**Requirement:** Go to the line containing "Extract all the data from this chart as JSON." below; retype it and all following lines exactly, and leave out the pictures.

**Source data:**
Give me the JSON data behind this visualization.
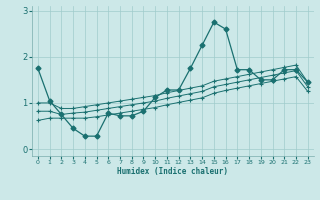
{
  "xlabel": "Humidex (Indice chaleur)",
  "bg_color": "#cce8e8",
  "line_color": "#1a7070",
  "xlim": [
    -0.5,
    23.5
  ],
  "ylim": [
    -0.15,
    3.1
  ],
  "yticks": [
    0,
    1,
    2,
    3
  ],
  "xticks": [
    0,
    1,
    2,
    3,
    4,
    5,
    6,
    7,
    8,
    9,
    10,
    11,
    12,
    13,
    14,
    15,
    16,
    17,
    18,
    19,
    20,
    21,
    22,
    23
  ],
  "series": {
    "line_main": {
      "x": [
        0,
        1,
        2,
        3,
        4,
        5,
        6,
        7,
        8,
        9,
        10,
        11,
        12,
        13,
        14,
        15,
        16,
        17,
        18,
        19,
        20,
        21,
        22,
        23
      ],
      "y": [
        1.75,
        1.05,
        0.75,
        0.45,
        0.28,
        0.28,
        0.78,
        0.72,
        0.72,
        0.82,
        1.12,
        1.28,
        1.28,
        1.75,
        2.25,
        2.75,
        2.6,
        1.72,
        1.72,
        1.5,
        1.5,
        1.72,
        1.72,
        1.45
      ]
    },
    "line_upper": {
      "x": [
        0,
        1,
        2,
        3,
        4,
        5,
        6,
        7,
        8,
        9,
        10,
        11,
        12,
        13,
        14,
        15,
        16,
        17,
        18,
        19,
        20,
        21,
        22,
        23
      ],
      "y": [
        1.0,
        1.0,
        0.88,
        0.88,
        0.92,
        0.96,
        1.0,
        1.04,
        1.08,
        1.12,
        1.16,
        1.22,
        1.27,
        1.32,
        1.37,
        1.47,
        1.52,
        1.57,
        1.62,
        1.67,
        1.72,
        1.77,
        1.82,
        1.45
      ]
    },
    "line_mid": {
      "x": [
        0,
        1,
        2,
        3,
        4,
        5,
        6,
        7,
        8,
        9,
        10,
        11,
        12,
        13,
        14,
        15,
        16,
        17,
        18,
        19,
        20,
        21,
        22,
        23
      ],
      "y": [
        0.82,
        0.82,
        0.75,
        0.78,
        0.8,
        0.84,
        0.88,
        0.92,
        0.96,
        1.0,
        1.04,
        1.1,
        1.15,
        1.2,
        1.25,
        1.35,
        1.4,
        1.45,
        1.5,
        1.55,
        1.6,
        1.65,
        1.7,
        1.35
      ]
    },
    "line_lower": {
      "x": [
        0,
        1,
        2,
        3,
        4,
        5,
        6,
        7,
        8,
        9,
        10,
        11,
        12,
        13,
        14,
        15,
        16,
        17,
        18,
        19,
        20,
        21,
        22,
        23
      ],
      "y": [
        0.62,
        0.67,
        0.67,
        0.67,
        0.67,
        0.7,
        0.74,
        0.78,
        0.82,
        0.86,
        0.9,
        0.96,
        1.01,
        1.06,
        1.11,
        1.21,
        1.27,
        1.32,
        1.37,
        1.42,
        1.47,
        1.52,
        1.57,
        1.25
      ]
    }
  }
}
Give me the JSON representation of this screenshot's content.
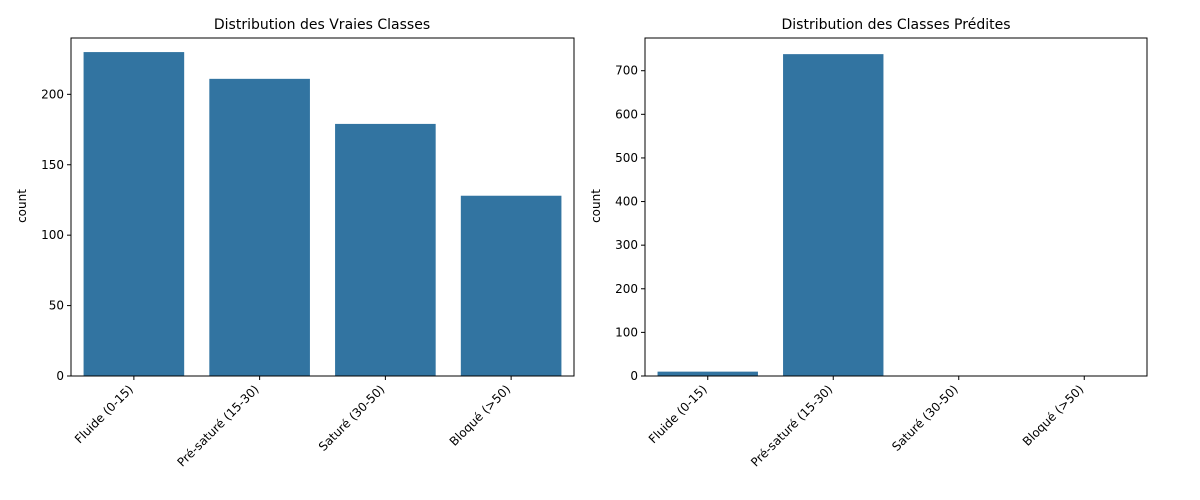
{
  "chart_data": [
    {
      "type": "bar",
      "title": "Distribution des Vraies Classes",
      "xlabel": "",
      "ylabel": "count",
      "categories": [
        "Fluide (0-15)",
        "Pré-saturé (15-30)",
        "Saturé (30-50)",
        "Bloqué (>50)"
      ],
      "values": [
        230,
        211,
        179,
        128
      ],
      "ylim": [
        0,
        240
      ],
      "yticks": [
        0,
        50,
        100,
        150,
        200
      ],
      "color": "#3274a1",
      "grid": false
    },
    {
      "type": "bar",
      "title": "Distribution des Classes Prédites",
      "xlabel": "",
      "ylabel": "count",
      "categories": [
        "Fluide (0-15)",
        "Pré-saturé (15-30)",
        "Saturé (30-50)",
        "Bloqué (>50)"
      ],
      "values": [
        10,
        738,
        0,
        0
      ],
      "ylim": [
        0,
        775
      ],
      "yticks": [
        0,
        100,
        200,
        300,
        400,
        500,
        600,
        700
      ],
      "color": "#3274a1",
      "grid": false
    }
  ]
}
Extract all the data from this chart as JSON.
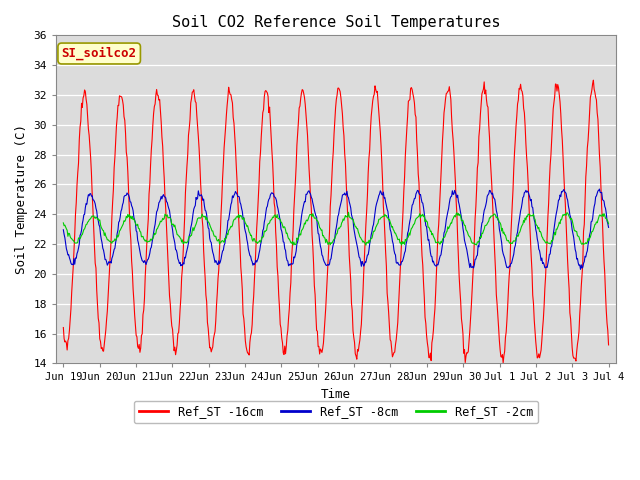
{
  "title": "Soil CO2 Reference Soil Temperatures",
  "xlabel": "Time",
  "ylabel": "Soil Temperature (C)",
  "ylim": [
    14,
    36
  ],
  "yticks": [
    14,
    16,
    18,
    20,
    22,
    24,
    26,
    28,
    30,
    32,
    34,
    36
  ],
  "bg_color": "#dcdcdc",
  "legend_label": "SI_soilco2",
  "line_colors": [
    "#ff0000",
    "#0000cc",
    "#00cc00"
  ],
  "line_labels": [
    "Ref_ST -16cm",
    "Ref_ST -8cm",
    "Ref_ST -2cm"
  ],
  "xtick_labels": [
    "Jun 19",
    "Jun 20",
    "Jun 21",
    "Jun 22",
    "Jun 23",
    "Jun 24",
    "Jun 25",
    "Jun 26",
    "Jun 27",
    "Jun 28",
    "Jun 29",
    "Jun 30",
    "Jul 1",
    "Jul 2",
    "Jul 3",
    "Jul 4"
  ],
  "xtick_positions": [
    0,
    1,
    2,
    3,
    4,
    5,
    6,
    7,
    8,
    9,
    10,
    11,
    12,
    13,
    14,
    15
  ]
}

**Exercise output:**
Extract all the data from this chart as JSON.
{
  "title": "Soil CO2 Reference Soil Temperatures",
  "xlabel": "Time",
  "ylabel": "Soil Temperature (C)",
  "ylim": [
    14,
    36
  ],
  "yticks": [
    14,
    16,
    18,
    20,
    22,
    24,
    26,
    28,
    30,
    32,
    34,
    36
  ],
  "bg_color": "#dcdcdc",
  "legend_label": "SI_soilco2",
  "line_colors": [
    "#ff0000",
    "#0000cc",
    "#00cc00"
  ],
  "line_labels": [
    "Ref_ST -16cm",
    "Ref_ST -8cm",
    "Ref_ST -2cm"
  ],
  "xtick_labels": [
    "Jun 19",
    "Jun 20",
    "Jun 21",
    "Jun 22",
    "Jun 23",
    "Jun 24",
    "Jun 25",
    "Jun 26",
    "Jun 27",
    "Jun 28",
    "Jun 29",
    "Jun 30",
    "Jul 1",
    "Jul 2",
    "Jul 3",
    "Jul 4"
  ],
  "xtick_positions": [
    0,
    1,
    2,
    3,
    4,
    5,
    6,
    7,
    8,
    9,
    10,
    11,
    12,
    13,
    14,
    15
  ]
}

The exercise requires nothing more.